LISTED ENTRIES>
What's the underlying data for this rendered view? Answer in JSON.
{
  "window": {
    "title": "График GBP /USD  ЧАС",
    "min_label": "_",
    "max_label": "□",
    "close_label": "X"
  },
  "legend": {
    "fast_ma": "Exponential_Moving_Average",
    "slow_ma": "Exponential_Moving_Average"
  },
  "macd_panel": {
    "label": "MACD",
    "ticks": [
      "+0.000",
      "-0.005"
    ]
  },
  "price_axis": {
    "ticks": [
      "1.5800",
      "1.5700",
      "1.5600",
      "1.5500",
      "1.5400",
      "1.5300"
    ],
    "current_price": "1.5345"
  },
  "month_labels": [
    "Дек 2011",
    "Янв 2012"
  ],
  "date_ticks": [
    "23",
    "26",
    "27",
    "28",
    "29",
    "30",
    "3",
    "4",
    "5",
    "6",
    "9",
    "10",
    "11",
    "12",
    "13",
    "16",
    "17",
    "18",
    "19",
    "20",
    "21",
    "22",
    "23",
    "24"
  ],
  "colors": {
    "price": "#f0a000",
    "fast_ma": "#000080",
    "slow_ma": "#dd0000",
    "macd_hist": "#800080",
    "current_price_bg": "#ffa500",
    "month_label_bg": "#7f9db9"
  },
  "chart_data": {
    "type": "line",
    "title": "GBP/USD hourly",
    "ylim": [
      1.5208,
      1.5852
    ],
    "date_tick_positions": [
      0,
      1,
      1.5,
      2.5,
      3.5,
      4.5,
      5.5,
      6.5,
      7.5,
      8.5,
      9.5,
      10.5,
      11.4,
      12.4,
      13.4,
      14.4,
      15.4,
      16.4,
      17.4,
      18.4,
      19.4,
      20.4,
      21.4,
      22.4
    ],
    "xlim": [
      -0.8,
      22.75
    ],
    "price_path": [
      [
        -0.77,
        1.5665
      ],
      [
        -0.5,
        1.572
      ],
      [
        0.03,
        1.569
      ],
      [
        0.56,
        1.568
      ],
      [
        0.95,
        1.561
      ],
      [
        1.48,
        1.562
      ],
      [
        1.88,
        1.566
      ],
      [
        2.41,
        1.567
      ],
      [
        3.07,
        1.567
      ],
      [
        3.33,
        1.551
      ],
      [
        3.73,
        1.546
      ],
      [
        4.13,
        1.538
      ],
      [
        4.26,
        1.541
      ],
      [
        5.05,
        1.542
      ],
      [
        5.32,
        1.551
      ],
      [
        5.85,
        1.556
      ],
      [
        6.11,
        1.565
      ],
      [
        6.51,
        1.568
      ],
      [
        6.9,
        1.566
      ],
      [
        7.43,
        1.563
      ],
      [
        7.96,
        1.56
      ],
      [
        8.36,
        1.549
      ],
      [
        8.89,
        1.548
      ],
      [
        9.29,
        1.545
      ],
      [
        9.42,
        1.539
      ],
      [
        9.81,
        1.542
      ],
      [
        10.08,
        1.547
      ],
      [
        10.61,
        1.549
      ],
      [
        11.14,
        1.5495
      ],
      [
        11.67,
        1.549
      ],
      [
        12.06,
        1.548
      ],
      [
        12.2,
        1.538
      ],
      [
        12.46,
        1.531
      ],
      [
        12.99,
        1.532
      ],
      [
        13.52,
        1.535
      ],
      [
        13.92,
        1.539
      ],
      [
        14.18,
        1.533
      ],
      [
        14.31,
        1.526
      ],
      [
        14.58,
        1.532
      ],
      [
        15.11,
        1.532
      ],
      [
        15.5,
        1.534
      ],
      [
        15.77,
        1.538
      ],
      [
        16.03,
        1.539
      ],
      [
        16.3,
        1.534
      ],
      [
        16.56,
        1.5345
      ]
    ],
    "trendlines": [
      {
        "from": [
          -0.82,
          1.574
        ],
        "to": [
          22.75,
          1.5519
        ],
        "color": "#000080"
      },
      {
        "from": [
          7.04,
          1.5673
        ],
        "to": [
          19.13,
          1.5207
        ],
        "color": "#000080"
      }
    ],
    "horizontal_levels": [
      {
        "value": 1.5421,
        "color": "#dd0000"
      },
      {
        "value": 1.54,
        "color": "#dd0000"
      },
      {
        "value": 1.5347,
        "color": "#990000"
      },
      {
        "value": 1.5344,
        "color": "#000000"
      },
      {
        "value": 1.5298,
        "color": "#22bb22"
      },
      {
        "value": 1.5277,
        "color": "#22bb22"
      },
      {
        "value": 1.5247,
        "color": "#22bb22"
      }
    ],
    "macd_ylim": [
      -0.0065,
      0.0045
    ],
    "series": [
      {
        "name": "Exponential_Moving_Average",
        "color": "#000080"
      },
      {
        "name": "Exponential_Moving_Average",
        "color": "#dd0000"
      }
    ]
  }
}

AIM OF THE EXERCISE> Quote every record above exactly.

SOLUTION TO THIS PROBLEM>
What's the underlying data for this rendered view? Answer in JSON.
{
  "window": {
    "title": "График GBP /USD  ЧАС",
    "min_label": "_",
    "max_label": "□",
    "close_label": "X"
  },
  "legend": {
    "fast_ma": "Exponential_Moving_Average",
    "slow_ma": "Exponential_Moving_Average"
  },
  "macd_panel": {
    "label": "MACD",
    "ticks": [
      "+0.000",
      "-0.005"
    ]
  },
  "price_axis": {
    "ticks": [
      "1.5800",
      "1.5700",
      "1.5600",
      "1.5500",
      "1.5400",
      "1.5300"
    ],
    "current_price": "1.5345"
  },
  "month_labels": [
    "Дек 2011",
    "Янв 2012"
  ],
  "date_ticks": [
    "23",
    "26",
    "27",
    "28",
    "29",
    "30",
    "3",
    "4",
    "5",
    "6",
    "9",
    "10",
    "11",
    "12",
    "13",
    "16",
    "17",
    "18",
    "19",
    "20",
    "21",
    "22",
    "23",
    "24"
  ],
  "colors": {
    "price": "#f0a000",
    "fast_ma": "#000080",
    "slow_ma": "#dd0000",
    "macd_hist": "#800080",
    "current_price_bg": "#ffa500",
    "month_label_bg": "#7f9db9"
  },
  "chart_data": {
    "type": "line",
    "title": "GBP/USD hourly",
    "ylim": [
      1.5208,
      1.5852
    ],
    "date_tick_positions": [
      0,
      1,
      1.5,
      2.5,
      3.5,
      4.5,
      5.5,
      6.5,
      7.5,
      8.5,
      9.5,
      10.5,
      11.4,
      12.4,
      13.4,
      14.4,
      15.4,
      16.4,
      17.4,
      18.4,
      19.4,
      20.4,
      21.4,
      22.4
    ],
    "xlim": [
      -0.8,
      22.75
    ],
    "price_path": [
      [
        -0.77,
        1.5665
      ],
      [
        -0.5,
        1.572
      ],
      [
        0.03,
        1.569
      ],
      [
        0.56,
        1.568
      ],
      [
        0.95,
        1.561
      ],
      [
        1.48,
        1.562
      ],
      [
        1.88,
        1.566
      ],
      [
        2.41,
        1.567
      ],
      [
        3.07,
        1.567
      ],
      [
        3.33,
        1.551
      ],
      [
        3.73,
        1.546
      ],
      [
        4.13,
        1.538
      ],
      [
        4.26,
        1.541
      ],
      [
        5.05,
        1.542
      ],
      [
        5.32,
        1.551
      ],
      [
        5.85,
        1.556
      ],
      [
        6.11,
        1.565
      ],
      [
        6.51,
        1.568
      ],
      [
        6.9,
        1.566
      ],
      [
        7.43,
        1.563
      ],
      [
        7.96,
        1.56
      ],
      [
        8.36,
        1.549
      ],
      [
        8.89,
        1.548
      ],
      [
        9.29,
        1.545
      ],
      [
        9.42,
        1.539
      ],
      [
        9.81,
        1.542
      ],
      [
        10.08,
        1.547
      ],
      [
        10.61,
        1.549
      ],
      [
        11.14,
        1.5495
      ],
      [
        11.67,
        1.549
      ],
      [
        12.06,
        1.548
      ],
      [
        12.2,
        1.538
      ],
      [
        12.46,
        1.531
      ],
      [
        12.99,
        1.532
      ],
      [
        13.52,
        1.535
      ],
      [
        13.92,
        1.539
      ],
      [
        14.18,
        1.533
      ],
      [
        14.31,
        1.526
      ],
      [
        14.58,
        1.532
      ],
      [
        15.11,
        1.532
      ],
      [
        15.5,
        1.534
      ],
      [
        15.77,
        1.538
      ],
      [
        16.03,
        1.539
      ],
      [
        16.3,
        1.534
      ],
      [
        16.56,
        1.5345
      ]
    ],
    "trendlines": [
      {
        "from": [
          -0.82,
          1.574
        ],
        "to": [
          22.75,
          1.5519
        ],
        "color": "#000080"
      },
      {
        "from": [
          7.04,
          1.5673
        ],
        "to": [
          19.13,
          1.5207
        ],
        "color": "#000080"
      }
    ],
    "horizontal_levels": [
      {
        "value": 1.5421,
        "color": "#dd0000"
      },
      {
        "value": 1.54,
        "color": "#dd0000"
      },
      {
        "value": 1.5347,
        "color": "#990000"
      },
      {
        "value": 1.5344,
        "color": "#000000"
      },
      {
        "value": 1.5298,
        "color": "#22bb22"
      },
      {
        "value": 1.5277,
        "color": "#22bb22"
      },
      {
        "value": 1.5247,
        "color": "#22bb22"
      }
    ],
    "macd_ylim": [
      -0.0065,
      0.0045
    ],
    "series": [
      {
        "name": "Exponential_Moving_Average",
        "color": "#000080"
      },
      {
        "name": "Exponential_Moving_Average",
        "color": "#dd0000"
      }
    ]
  }
}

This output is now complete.